DO THIS
Only lines with the word "จำนวน" are needed; collect each of them from the listing below.

Data records:

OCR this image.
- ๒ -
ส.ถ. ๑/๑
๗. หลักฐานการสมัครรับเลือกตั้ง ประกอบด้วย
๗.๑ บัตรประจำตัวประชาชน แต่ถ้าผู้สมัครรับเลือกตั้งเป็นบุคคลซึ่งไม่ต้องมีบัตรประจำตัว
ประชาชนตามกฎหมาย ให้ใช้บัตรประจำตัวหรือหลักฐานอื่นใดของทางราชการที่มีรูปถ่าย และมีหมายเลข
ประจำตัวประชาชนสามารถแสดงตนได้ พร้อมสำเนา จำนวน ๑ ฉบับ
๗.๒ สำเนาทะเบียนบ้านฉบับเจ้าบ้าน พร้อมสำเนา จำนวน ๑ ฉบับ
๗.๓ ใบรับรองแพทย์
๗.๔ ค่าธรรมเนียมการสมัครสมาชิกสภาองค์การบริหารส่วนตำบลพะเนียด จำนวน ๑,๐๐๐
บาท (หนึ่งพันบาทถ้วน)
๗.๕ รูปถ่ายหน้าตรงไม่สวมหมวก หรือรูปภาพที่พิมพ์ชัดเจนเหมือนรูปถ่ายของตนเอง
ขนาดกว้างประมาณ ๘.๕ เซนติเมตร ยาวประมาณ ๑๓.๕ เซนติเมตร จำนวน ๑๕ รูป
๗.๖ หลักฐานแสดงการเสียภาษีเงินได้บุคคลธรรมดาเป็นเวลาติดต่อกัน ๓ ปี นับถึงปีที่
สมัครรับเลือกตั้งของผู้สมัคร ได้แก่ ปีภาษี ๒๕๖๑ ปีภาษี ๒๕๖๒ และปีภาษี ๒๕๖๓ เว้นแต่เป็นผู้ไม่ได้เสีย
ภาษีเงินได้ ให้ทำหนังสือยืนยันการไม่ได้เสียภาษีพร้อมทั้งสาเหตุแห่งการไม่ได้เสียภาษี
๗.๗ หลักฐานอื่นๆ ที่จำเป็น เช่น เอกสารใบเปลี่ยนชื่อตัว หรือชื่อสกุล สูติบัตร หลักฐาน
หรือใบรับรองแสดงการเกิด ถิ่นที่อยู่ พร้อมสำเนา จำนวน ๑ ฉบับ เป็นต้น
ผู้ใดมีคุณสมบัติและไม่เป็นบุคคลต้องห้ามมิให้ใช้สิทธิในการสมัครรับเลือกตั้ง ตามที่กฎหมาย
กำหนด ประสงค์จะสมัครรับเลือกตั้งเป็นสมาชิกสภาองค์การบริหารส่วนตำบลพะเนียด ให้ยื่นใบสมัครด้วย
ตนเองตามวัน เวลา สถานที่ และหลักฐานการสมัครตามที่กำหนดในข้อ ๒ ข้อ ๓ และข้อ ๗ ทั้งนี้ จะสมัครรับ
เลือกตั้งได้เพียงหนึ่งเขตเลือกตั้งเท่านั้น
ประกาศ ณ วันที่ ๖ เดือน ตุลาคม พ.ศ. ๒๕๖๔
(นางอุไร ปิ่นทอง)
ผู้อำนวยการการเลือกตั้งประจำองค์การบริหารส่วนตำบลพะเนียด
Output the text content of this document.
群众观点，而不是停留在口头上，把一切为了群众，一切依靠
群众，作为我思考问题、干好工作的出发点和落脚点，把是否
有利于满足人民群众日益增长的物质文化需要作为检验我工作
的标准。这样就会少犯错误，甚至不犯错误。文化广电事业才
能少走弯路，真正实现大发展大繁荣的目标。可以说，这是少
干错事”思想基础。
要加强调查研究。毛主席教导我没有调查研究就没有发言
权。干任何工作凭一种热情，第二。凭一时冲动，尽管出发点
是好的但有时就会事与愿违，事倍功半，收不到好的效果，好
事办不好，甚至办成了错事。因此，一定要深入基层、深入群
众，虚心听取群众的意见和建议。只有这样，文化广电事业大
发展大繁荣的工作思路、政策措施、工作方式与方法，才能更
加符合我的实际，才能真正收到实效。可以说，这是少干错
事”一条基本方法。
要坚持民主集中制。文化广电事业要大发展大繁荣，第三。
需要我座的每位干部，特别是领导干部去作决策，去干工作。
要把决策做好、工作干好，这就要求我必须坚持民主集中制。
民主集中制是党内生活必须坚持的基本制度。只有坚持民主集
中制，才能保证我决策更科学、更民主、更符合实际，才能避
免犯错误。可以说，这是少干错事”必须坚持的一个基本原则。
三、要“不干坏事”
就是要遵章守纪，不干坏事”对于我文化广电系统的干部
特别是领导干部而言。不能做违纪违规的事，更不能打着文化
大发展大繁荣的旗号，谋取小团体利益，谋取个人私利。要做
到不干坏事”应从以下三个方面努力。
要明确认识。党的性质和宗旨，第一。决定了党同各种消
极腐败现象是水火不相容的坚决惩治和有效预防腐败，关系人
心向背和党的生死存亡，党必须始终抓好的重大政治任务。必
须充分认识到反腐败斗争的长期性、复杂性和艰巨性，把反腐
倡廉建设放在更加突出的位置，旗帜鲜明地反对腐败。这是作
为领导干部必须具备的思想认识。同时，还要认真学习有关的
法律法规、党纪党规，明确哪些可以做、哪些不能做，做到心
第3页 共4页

TASK OUTPUT
ประจำตัวประชาชนสามารถแสดงตนได้ พร้อมสำเนา จำนวน ๑ ฉบับ
๗.๒ สำเนาทะเบียนบ้านฉบับเจ้าบ้าน พร้อมสำเนา จำนวน ๑ ฉบับ
๗.๔ ค่าธรรมเนียมการสมัครสมาชิกสภาองค์การบริหารส่วนตำบลพะเนียด จำนวน ๑,๐๐๐
ขนาดกว้างประมาณ ๘.๕ เซนติเมตร ยาวประมาณ ๑๓.๕ เซนติเมตร จำนวน ๑๕ รูป
หรือใบรับรองแสดงการเกิด ถิ่นที่อยู่ พร้อมสำเนา จำนวน ๑ ฉบับ เป็นต้น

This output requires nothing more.